● EXERCISE DETAILS: Omit every picture and return the rest of the data unaltered.

● INPUT FOR THIS TASK:
──────────────────────────────
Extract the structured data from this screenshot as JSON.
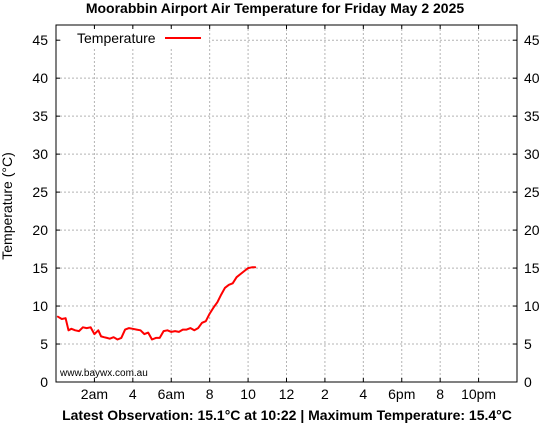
{
  "title": "Moorabbin Airport Air Temperature  for Friday May 2 2025",
  "footer": "Latest Observation: 15.1°C at 10:22 | Maximum Temperature: 15.4°C",
  "credit": "www.baywx.com.au",
  "colors": {
    "series": "#ff0000",
    "grid": "#b4b4b4",
    "axis": "#000000"
  },
  "chart_data": {
    "type": "line",
    "title": "Moorabbin Airport Air Temperature  for Friday May 2 2025",
    "xlabel": "",
    "ylabel": "Temperature (°C)",
    "xlim": [
      0,
      24
    ],
    "ylim": [
      0,
      47
    ],
    "grid": true,
    "legend_placement": "top-left",
    "x_ticks": [
      {
        "hour": 2,
        "label": "2am"
      },
      {
        "hour": 4,
        "label": "4"
      },
      {
        "hour": 6,
        "label": "6am"
      },
      {
        "hour": 8,
        "label": "8"
      },
      {
        "hour": 10,
        "label": "10"
      },
      {
        "hour": 12,
        "label": "12"
      },
      {
        "hour": 14,
        "label": "2"
      },
      {
        "hour": 16,
        "label": "4"
      },
      {
        "hour": 18,
        "label": "6pm"
      },
      {
        "hour": 20,
        "label": "8"
      },
      {
        "hour": 22,
        "label": "10pm"
      }
    ],
    "y_ticks": [
      0,
      5,
      10,
      15,
      20,
      25,
      30,
      35,
      40,
      45
    ],
    "series": [
      {
        "name": "Temperature",
        "color": "#ff0000",
        "x": [
          0.1,
          0.3,
          0.5,
          0.65,
          0.8,
          1.0,
          1.2,
          1.4,
          1.6,
          1.8,
          2.0,
          2.2,
          2.35,
          2.5,
          2.65,
          2.8,
          3.0,
          3.2,
          3.4,
          3.6,
          3.8,
          4.0,
          4.2,
          4.4,
          4.6,
          4.8,
          5.0,
          5.2,
          5.4,
          5.6,
          5.8,
          6.0,
          6.2,
          6.4,
          6.6,
          6.8,
          7.0,
          7.2,
          7.4,
          7.6,
          7.8,
          8.0,
          8.2,
          8.4,
          8.6,
          8.8,
          9.0,
          9.2,
          9.4,
          9.6,
          9.8,
          10.0,
          10.2,
          10.37
        ],
        "y": [
          8.6,
          8.3,
          8.4,
          6.8,
          7.0,
          6.8,
          6.7,
          7.2,
          7.1,
          7.2,
          6.3,
          6.8,
          6.0,
          5.9,
          5.8,
          5.7,
          5.9,
          5.6,
          5.8,
          6.9,
          7.1,
          7.0,
          6.9,
          6.8,
          6.3,
          6.5,
          5.6,
          5.8,
          5.8,
          6.7,
          6.8,
          6.6,
          6.7,
          6.6,
          6.9,
          6.9,
          7.1,
          6.8,
          7.1,
          7.8,
          8.0,
          9.0,
          9.8,
          10.5,
          11.5,
          12.4,
          12.8,
          13.0,
          13.8,
          14.2,
          14.6,
          15.0,
          15.1,
          15.1
        ]
      }
    ]
  }
}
──────────────────────────────
● TASK ANSWER:
Extract the structured data from this screenshot as JSON.
{
  "title": "Moorabbin Airport Air Temperature  for Friday May 2 2025",
  "footer": "Latest Observation: 15.1°C at 10:22 | Maximum Temperature: 15.4°C",
  "credit": "www.baywx.com.au",
  "colors": {
    "series": "#ff0000",
    "grid": "#b4b4b4",
    "axis": "#000000"
  },
  "chart_data": {
    "type": "line",
    "title": "Moorabbin Airport Air Temperature  for Friday May 2 2025",
    "xlabel": "",
    "ylabel": "Temperature (°C)",
    "xlim": [
      0,
      24
    ],
    "ylim": [
      0,
      47
    ],
    "grid": true,
    "legend_placement": "top-left",
    "x_ticks": [
      {
        "hour": 2,
        "label": "2am"
      },
      {
        "hour": 4,
        "label": "4"
      },
      {
        "hour": 6,
        "label": "6am"
      },
      {
        "hour": 8,
        "label": "8"
      },
      {
        "hour": 10,
        "label": "10"
      },
      {
        "hour": 12,
        "label": "12"
      },
      {
        "hour": 14,
        "label": "2"
      },
      {
        "hour": 16,
        "label": "4"
      },
      {
        "hour": 18,
        "label": "6pm"
      },
      {
        "hour": 20,
        "label": "8"
      },
      {
        "hour": 22,
        "label": "10pm"
      }
    ],
    "y_ticks": [
      0,
      5,
      10,
      15,
      20,
      25,
      30,
      35,
      40,
      45
    ],
    "series": [
      {
        "name": "Temperature",
        "color": "#ff0000",
        "x": [
          0.1,
          0.3,
          0.5,
          0.65,
          0.8,
          1.0,
          1.2,
          1.4,
          1.6,
          1.8,
          2.0,
          2.2,
          2.35,
          2.5,
          2.65,
          2.8,
          3.0,
          3.2,
          3.4,
          3.6,
          3.8,
          4.0,
          4.2,
          4.4,
          4.6,
          4.8,
          5.0,
          5.2,
          5.4,
          5.6,
          5.8,
          6.0,
          6.2,
          6.4,
          6.6,
          6.8,
          7.0,
          7.2,
          7.4,
          7.6,
          7.8,
          8.0,
          8.2,
          8.4,
          8.6,
          8.8,
          9.0,
          9.2,
          9.4,
          9.6,
          9.8,
          10.0,
          10.2,
          10.37
        ],
        "y": [
          8.6,
          8.3,
          8.4,
          6.8,
          7.0,
          6.8,
          6.7,
          7.2,
          7.1,
          7.2,
          6.3,
          6.8,
          6.0,
          5.9,
          5.8,
          5.7,
          5.9,
          5.6,
          5.8,
          6.9,
          7.1,
          7.0,
          6.9,
          6.8,
          6.3,
          6.5,
          5.6,
          5.8,
          5.8,
          6.7,
          6.8,
          6.6,
          6.7,
          6.6,
          6.9,
          6.9,
          7.1,
          6.8,
          7.1,
          7.8,
          8.0,
          9.0,
          9.8,
          10.5,
          11.5,
          12.4,
          12.8,
          13.0,
          13.8,
          14.2,
          14.6,
          15.0,
          15.1,
          15.1
        ]
      }
    ]
  }
}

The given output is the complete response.